Entries taken from a collection:

....

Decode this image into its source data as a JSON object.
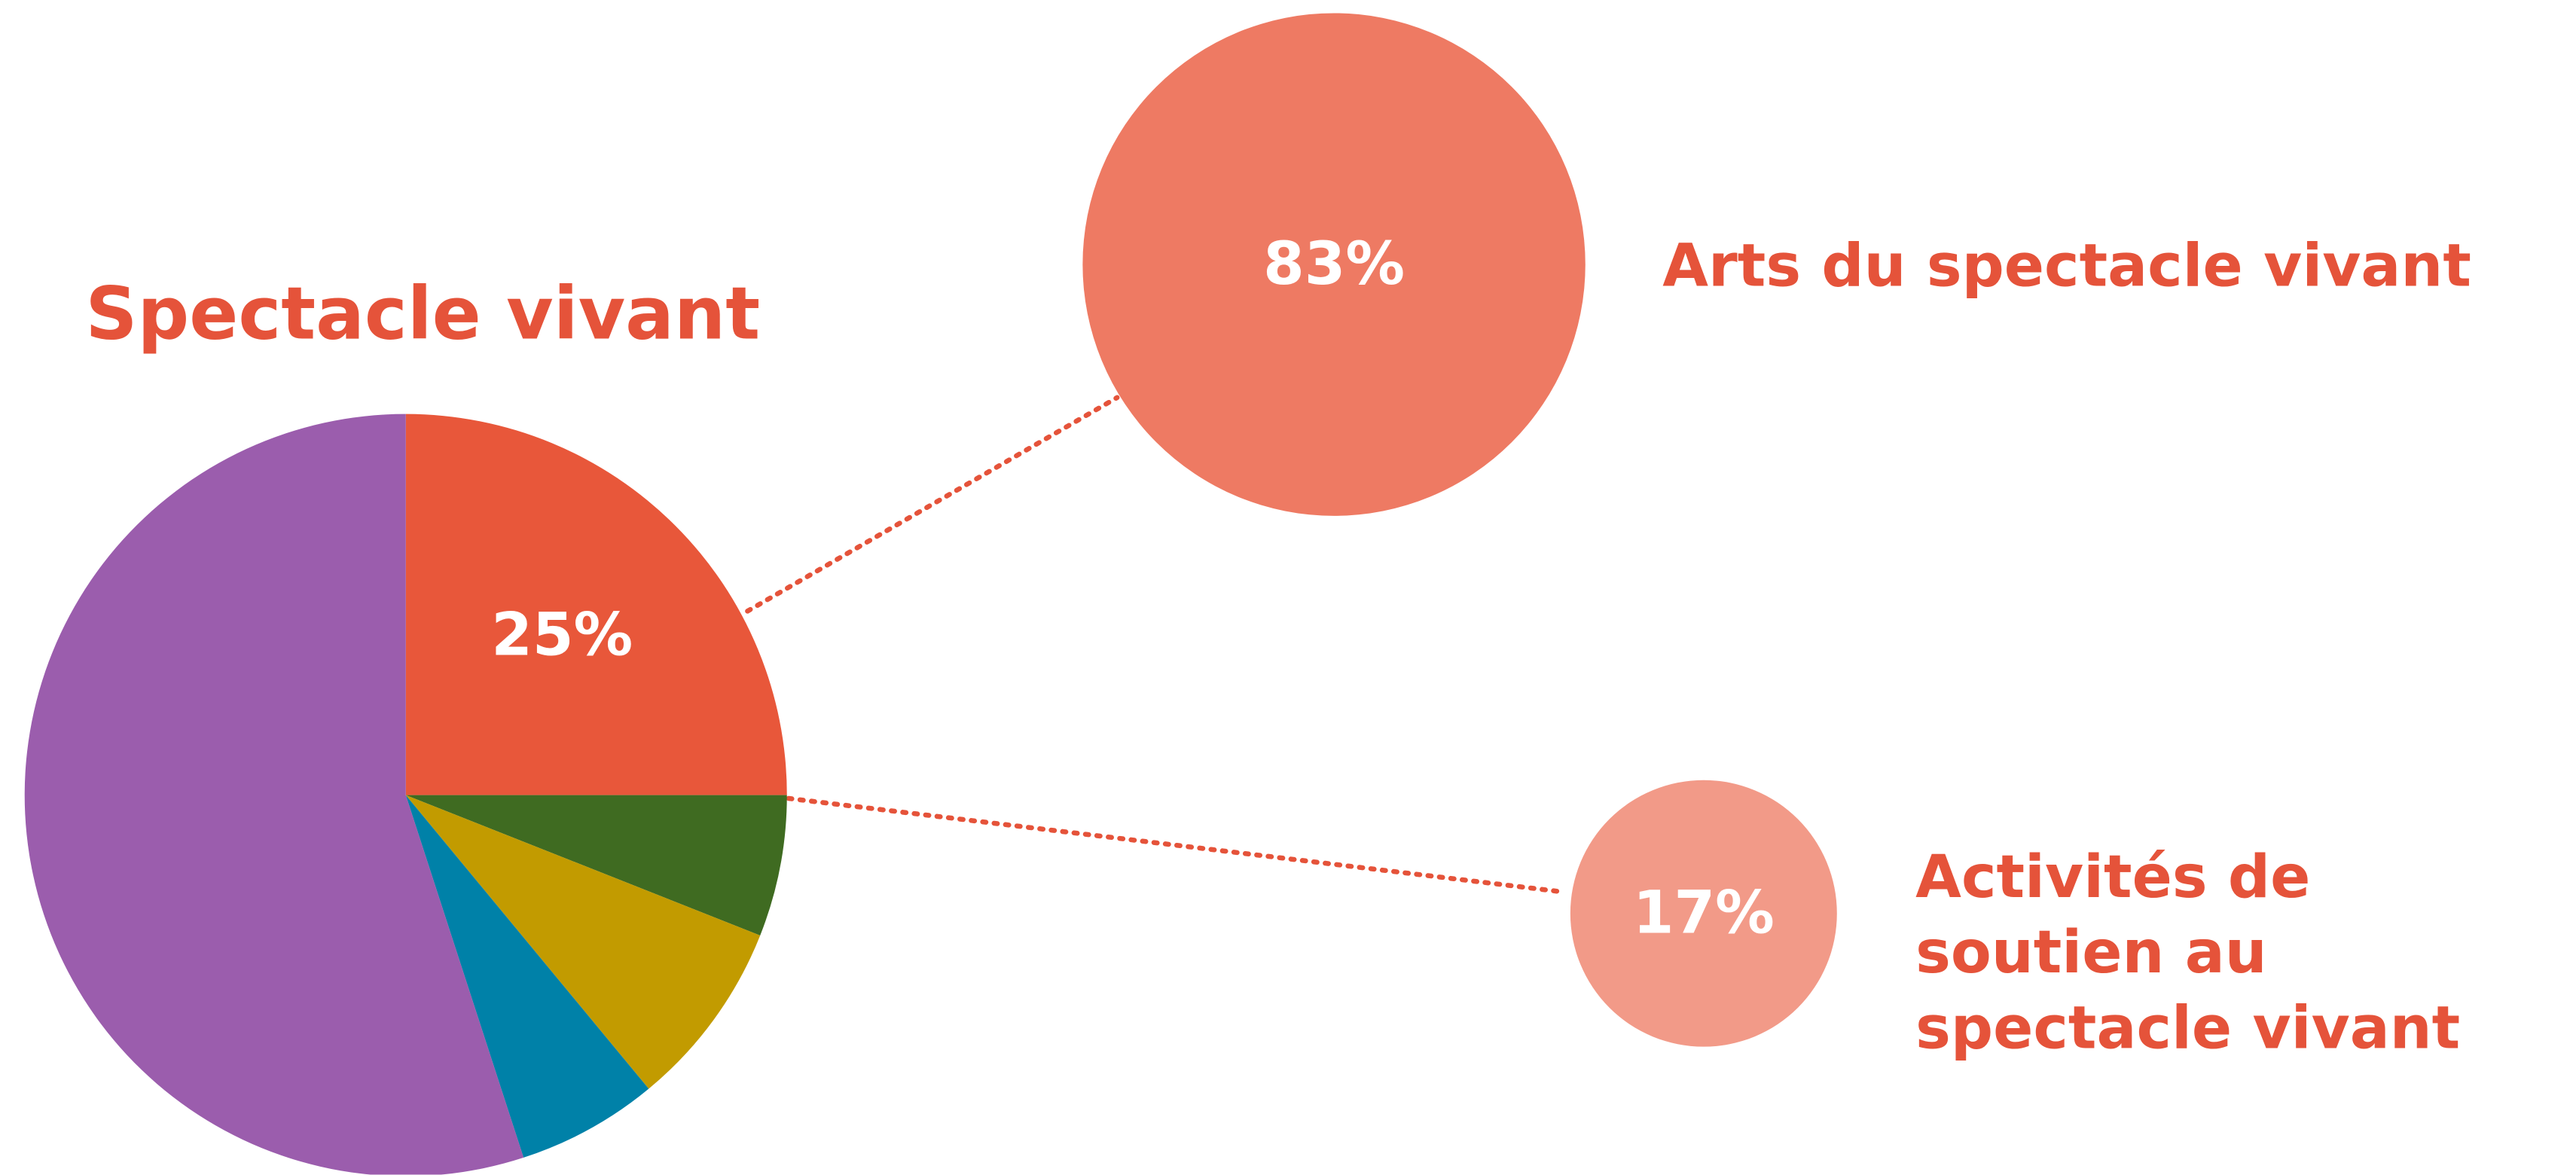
{
  "chart_data": [
    {
      "type": "pie",
      "title": "Spectacle vivant",
      "categories": [
        null,
        null,
        null,
        null,
        null
      ],
      "values": [
        25,
        6,
        8,
        6,
        55
      ],
      "value_labels": [
        "25%",
        null,
        null,
        null,
        null
      ],
      "colors": [
        "#e8573a",
        "#3f6b21",
        "#c29b00",
        "#0081a8",
        "#9b5dad"
      ]
    },
    {
      "type": "bubble",
      "categories": [
        "Arts du spectacle vivant",
        "Activités de soutien au spectacle vivant"
      ],
      "values": [
        83,
        17
      ],
      "value_labels": [
        "83%",
        "17%"
      ],
      "colors": [
        "#ee7a63",
        "#f29a88"
      ]
    }
  ]
}
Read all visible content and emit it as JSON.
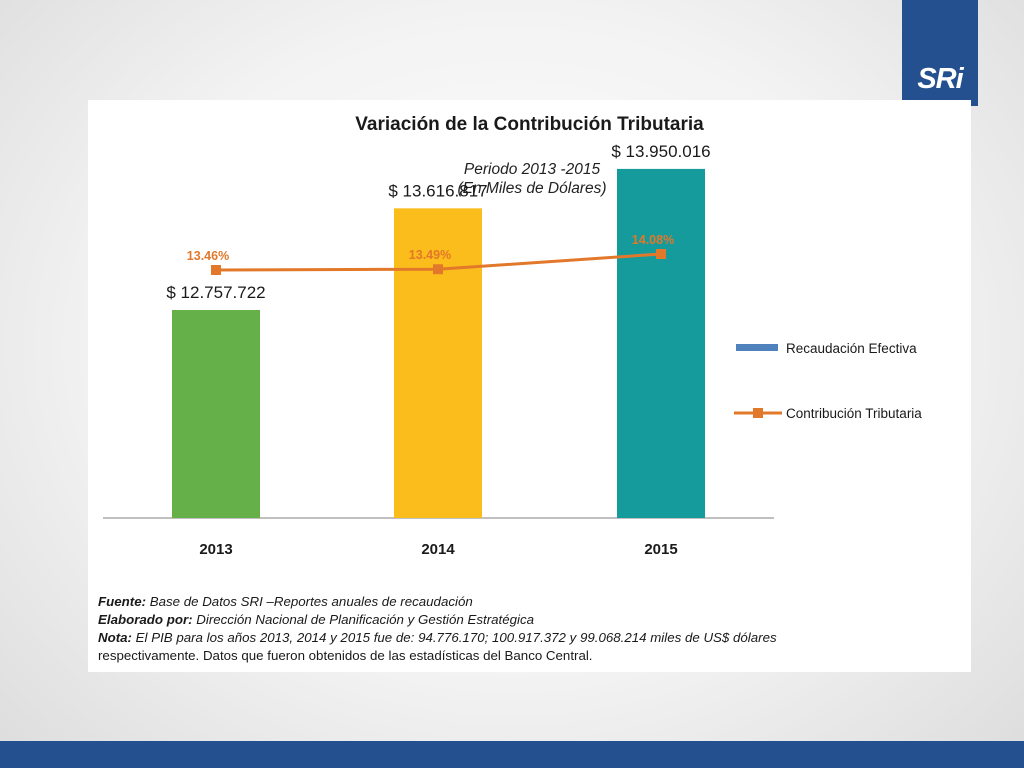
{
  "logo": {
    "text": "SRi"
  },
  "chart_data": {
    "type": "bar",
    "title": "Variación de la Contribución Tributaria",
    "subtitle_lines": [
      "Periodo 2013 -2015",
      "(En Miles de Dólares)"
    ],
    "categories": [
      "2013",
      "2014",
      "2015"
    ],
    "series": [
      {
        "name": "Recaudación Efectiva",
        "kind": "bar",
        "values": [
          12757722,
          13616817,
          13950016
        ],
        "labels": [
          "$ 12.757.722",
          "$ 13.616.817",
          "$ 13.950.016"
        ],
        "bar_colors": [
          "#66b04a",
          "#fbbd1b",
          "#159b9b"
        ],
        "legend_color": "#4f81bd"
      },
      {
        "name": "Contribución Tributaria",
        "kind": "line",
        "values": [
          13.46,
          13.49,
          14.08
        ],
        "labels": [
          "13.46%",
          "13.49%",
          "14.08%"
        ],
        "color": "#e2782a"
      }
    ],
    "legend_position": "right",
    "grid": false
  },
  "notes": {
    "fuente_label": "Fuente:",
    "fuente_text": " Base de Datos SRI –Reportes anuales de recaudación",
    "elaborado_label": "Elaborado por:",
    "elaborado_text": " Dirección Nacional de Planificación y Gestión Estratégica",
    "nota_label": "Nota:",
    "nota_text_italic": " El PIB para los años 2013, 2014 y 2015 fue de: 94.776.170; 100.917.372 y  99.068.214  miles de US$ dólares",
    "nota_text_cont": "respectivamente.  Datos que fueron obtenidos  de las estadísticas del Banco Central."
  }
}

....

### [YOUR OBJECTIVE]
Reproduce the listing exactly. Leave its pictures out.

### [RESULT BELOW]
Decode this image into its source data as a JSON object.
{
  "chart_data": [
    {
      "type": "pie",
      "title": "Spectacle vivant",
      "categories": [
        null,
        null,
        null,
        null,
        null
      ],
      "values": [
        25,
        6,
        8,
        6,
        55
      ],
      "value_labels": [
        "25%",
        null,
        null,
        null,
        null
      ],
      "colors": [
        "#e8573a",
        "#3f6b21",
        "#c29b00",
        "#0081a8",
        "#9b5dad"
      ]
    },
    {
      "type": "bubble",
      "categories": [
        "Arts du spectacle vivant",
        "Activités de soutien au spectacle vivant"
      ],
      "values": [
        83,
        17
      ],
      "value_labels": [
        "83%",
        "17%"
      ],
      "colors": [
        "#ee7a63",
        "#f29a88"
      ]
    }
  ]
}
Read all visible content and emit it as JSON.
{
  "logo": {
    "text": "SRi"
  },
  "chart_data": {
    "type": "bar",
    "title": "Variación de la Contribución Tributaria",
    "subtitle_lines": [
      "Periodo 2013 -2015",
      "(En Miles de Dólares)"
    ],
    "categories": [
      "2013",
      "2014",
      "2015"
    ],
    "series": [
      {
        "name": "Recaudación Efectiva",
        "kind": "bar",
        "values": [
          12757722,
          13616817,
          13950016
        ],
        "labels": [
          "$ 12.757.722",
          "$ 13.616.817",
          "$ 13.950.016"
        ],
        "bar_colors": [
          "#66b04a",
          "#fbbd1b",
          "#159b9b"
        ],
        "legend_color": "#4f81bd"
      },
      {
        "name": "Contribución Tributaria",
        "kind": "line",
        "values": [
          13.46,
          13.49,
          14.08
        ],
        "labels": [
          "13.46%",
          "13.49%",
          "14.08%"
        ],
        "color": "#e2782a"
      }
    ],
    "legend_position": "right",
    "grid": false
  },
  "notes": {
    "fuente_label": "Fuente:",
    "fuente_text": " Base de Datos SRI –Reportes anuales de recaudación",
    "elaborado_label": "Elaborado por:",
    "elaborado_text": " Dirección Nacional de Planificación y Gestión Estratégica",
    "nota_label": "Nota:",
    "nota_text_italic": " El PIB para los años 2013, 2014 y 2015 fue de: 94.776.170; 100.917.372 y  99.068.214  miles de US$ dólares",
    "nota_text_cont": "respectivamente.  Datos que fueron obtenidos  de las estadísticas del Banco Central."
  }
}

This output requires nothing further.